REQUIREMENT
Will you output the entries below exactly, skipping every image they contain?

---

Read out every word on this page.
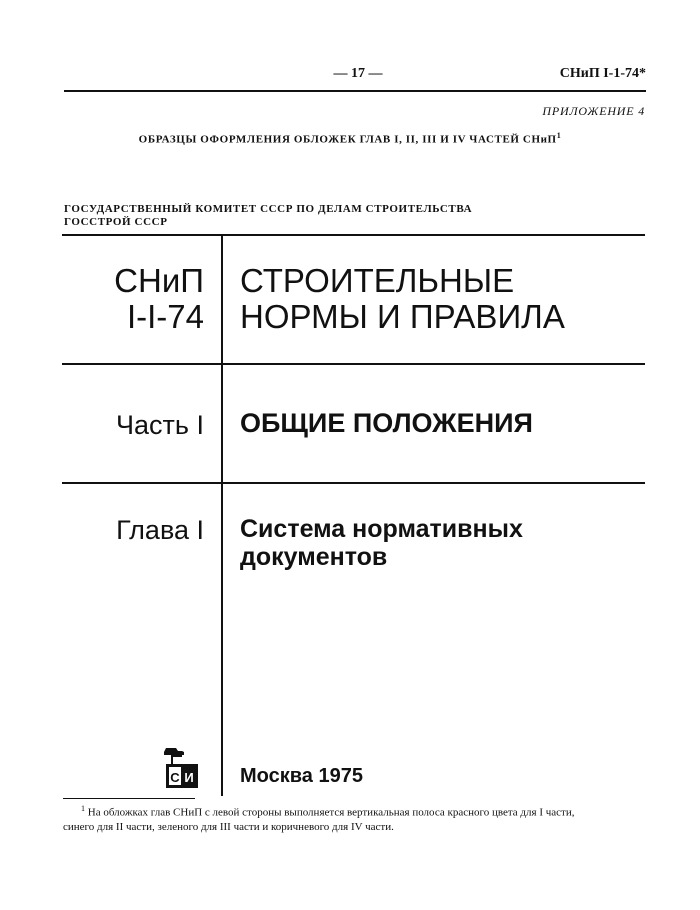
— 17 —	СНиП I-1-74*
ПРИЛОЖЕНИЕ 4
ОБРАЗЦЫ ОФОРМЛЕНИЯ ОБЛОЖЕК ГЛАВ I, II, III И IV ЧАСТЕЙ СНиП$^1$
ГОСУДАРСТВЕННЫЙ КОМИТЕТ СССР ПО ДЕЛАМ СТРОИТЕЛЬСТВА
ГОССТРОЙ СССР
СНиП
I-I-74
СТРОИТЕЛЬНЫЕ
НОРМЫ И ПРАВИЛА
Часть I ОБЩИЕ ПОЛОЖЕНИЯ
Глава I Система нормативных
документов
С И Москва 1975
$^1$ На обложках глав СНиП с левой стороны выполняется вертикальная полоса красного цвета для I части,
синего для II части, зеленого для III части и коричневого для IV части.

---

FINAL RESULT
Read out every word on this page.
— 17 —	СНиП I-1-74*
ПРИЛОЖЕНИЕ 4
ОБРАЗЦЫ ОФОРМЛЕНИЯ ОБЛОЖЕК ГЛАВ I, II, III И IV ЧАСТЕЙ СНиП$^1$
ГОСУДАРСТВЕННЫЙ КОМИТЕТ СССР ПО ДЕЛАМ СТРОИТЕЛЬСТВА
ГОССТРОЙ СССР
СНиП
I-I-74
СТРОИТЕЛЬНЫЕ
НОРМЫ И ПРАВИЛА
Часть I ОБЩИЕ ПОЛОЖЕНИЯ
Глава I Система нормативных
документов
С И Москва 1975
$^1$ На обложках глав СНиП с левой стороны выполняется вертикальная полоса красного цвета для I части,
синего для II части, зеленого для III части и коричневого для IV части.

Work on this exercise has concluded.